▸ Written problem
Return all the entries exactly, keeping pictures out.

▸ Supplied data
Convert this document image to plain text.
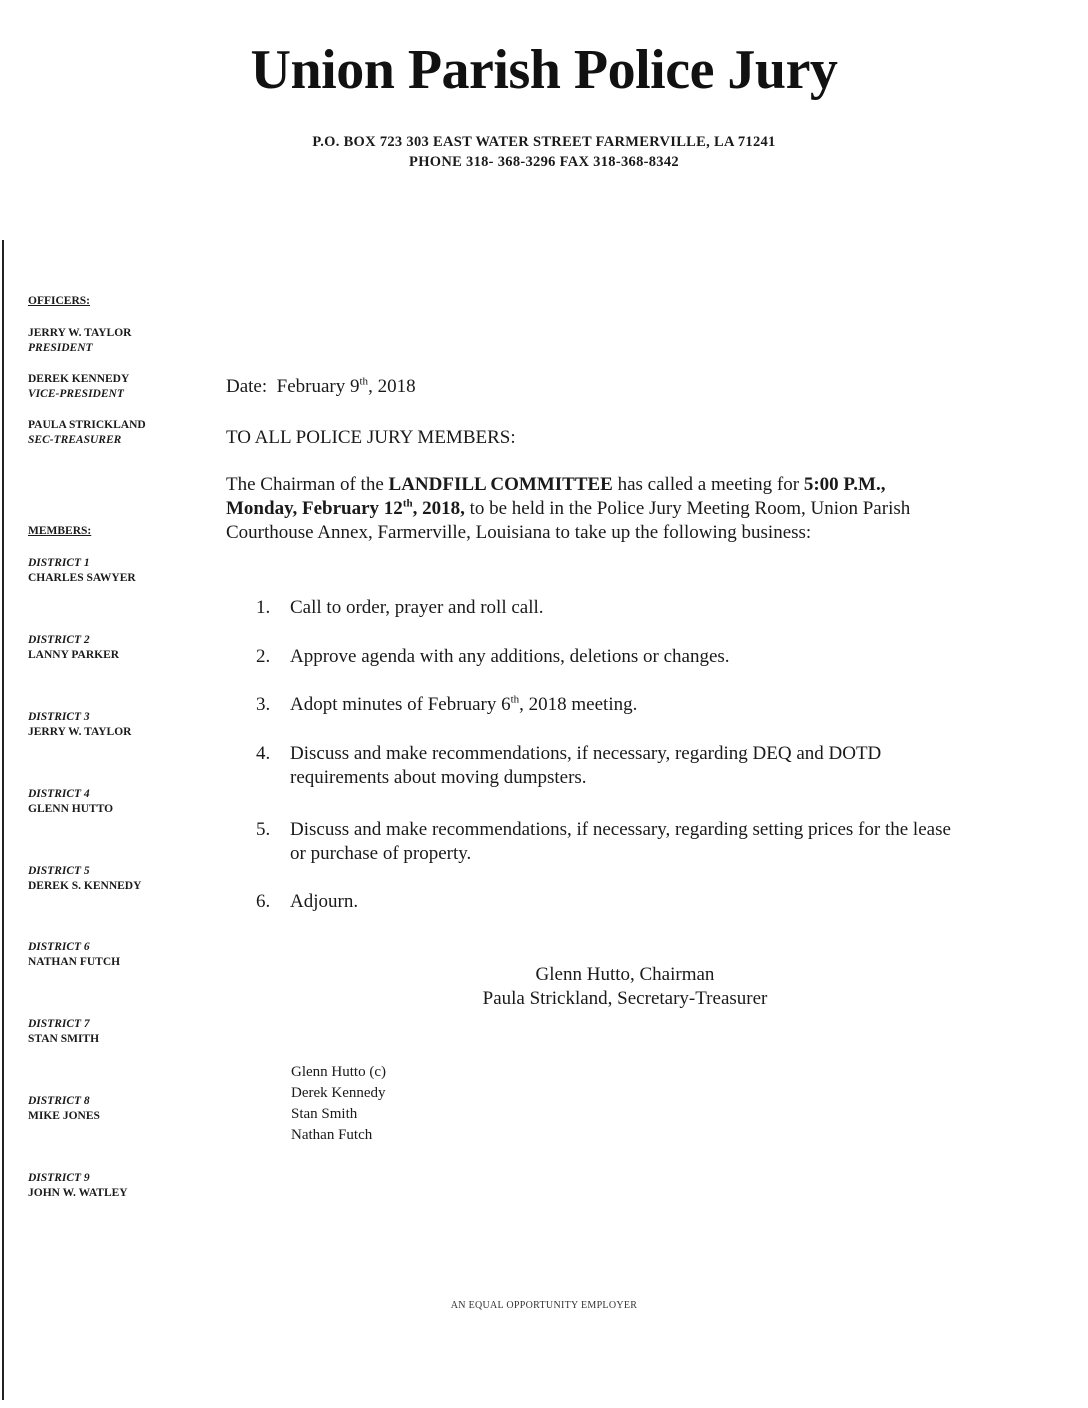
Union Parish Police Jury
P.O. BOX 723 303 EAST WATER STREET FARMERVILLE, LA 71241
PHONE 318- 368-3296 FAX 318-368-8342
OFFICERS:
JERRY W. TAYLOR
PRESIDENT
DEREK KENNEDY
VICE-PRESIDENT
PAULA STRICKLAND
SEC-TREASURER
MEMBERS:
DISTRICT 1
CHARLES SAWYER
DISTRICT 2
LANNY PARKER
DISTRICT 3
JERRY W. TAYLOR
DISTRICT 4
GLENN HUTTO
DISTRICT 5
DEREK S. KENNEDY
DISTRICT 6
NATHAN FUTCH
DISTRICT 7
STAN SMITH
DISTRICT 8
MIKE JONES
DISTRICT 9
JOHN W. WATLEY
Date: February 9th, 2018
TO ALL POLICE JURY MEMBERS:
The Chairman of the LANDFILL COMMITTEE has called a meeting for 5:00 P.M., Monday, February 12th, 2018, to be held in the Police Jury Meeting Room, Union Parish Courthouse Annex, Farmerville, Louisiana to take up the following business:
1. Call to order, prayer and roll call.
2. Approve agenda with any additions, deletions or changes.
3. Adopt minutes of February 6th, 2018 meeting.
4. Discuss and make recommendations, if necessary, regarding DEQ and DOTD requirements about moving dumpsters.
5. Discuss and make recommendations, if necessary, regarding setting prices for the lease or purchase of property.
6. Adjourn.
Glenn Hutto, Chairman
Paula Strickland, Secretary-Treasurer
Glenn Hutto (c)
Derek Kennedy
Stan Smith
Nathan Futch
AN EQUAL OPPORTUNITY EMPLOYER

▸ Task response
Convert this document image to plain text.
Union Parish Police Jury
P.O. BOX 723 303 EAST WATER STREET FARMERVILLE, LA 71241
PHONE 318- 368-3296 FAX 318-368-8342
OFFICERS:
JERRY W. TAYLOR
PRESIDENT
DEREK KENNEDY
VICE-PRESIDENT
PAULA STRICKLAND
SEC-TREASURER
MEMBERS:
DISTRICT 1
CHARLES SAWYER
DISTRICT 2
LANNY PARKER
DISTRICT 3
JERRY W. TAYLOR
DISTRICT 4
GLENN HUTTO
DISTRICT 5
DEREK S. KENNEDY
DISTRICT 6
NATHAN FUTCH
DISTRICT 7
STAN SMITH
DISTRICT 8
MIKE JONES
DISTRICT 9
JOHN W. WATLEY
Date: February 9th, 2018
TO ALL POLICE JURY MEMBERS:
The Chairman of the LANDFILL COMMITTEE has called a meeting for 5:00 P.M., Monday, February 12th, 2018, to be held in the Police Jury Meeting Room, Union Parish Courthouse Annex, Farmerville, Louisiana to take up the following business:
1. Call to order, prayer and roll call.
2. Approve agenda with any additions, deletions or changes.
3. Adopt minutes of February 6th, 2018 meeting.
4. Discuss and make recommendations, if necessary, regarding DEQ and DOTD requirements about moving dumpsters.
5. Discuss and make recommendations, if necessary, regarding setting prices for the lease or purchase of property.
6. Adjourn.
Glenn Hutto, Chairman
Paula Strickland, Secretary-Treasurer
Glenn Hutto (c)
Derek Kennedy
Stan Smith
Nathan Futch
AN EQUAL OPPORTUNITY EMPLOYER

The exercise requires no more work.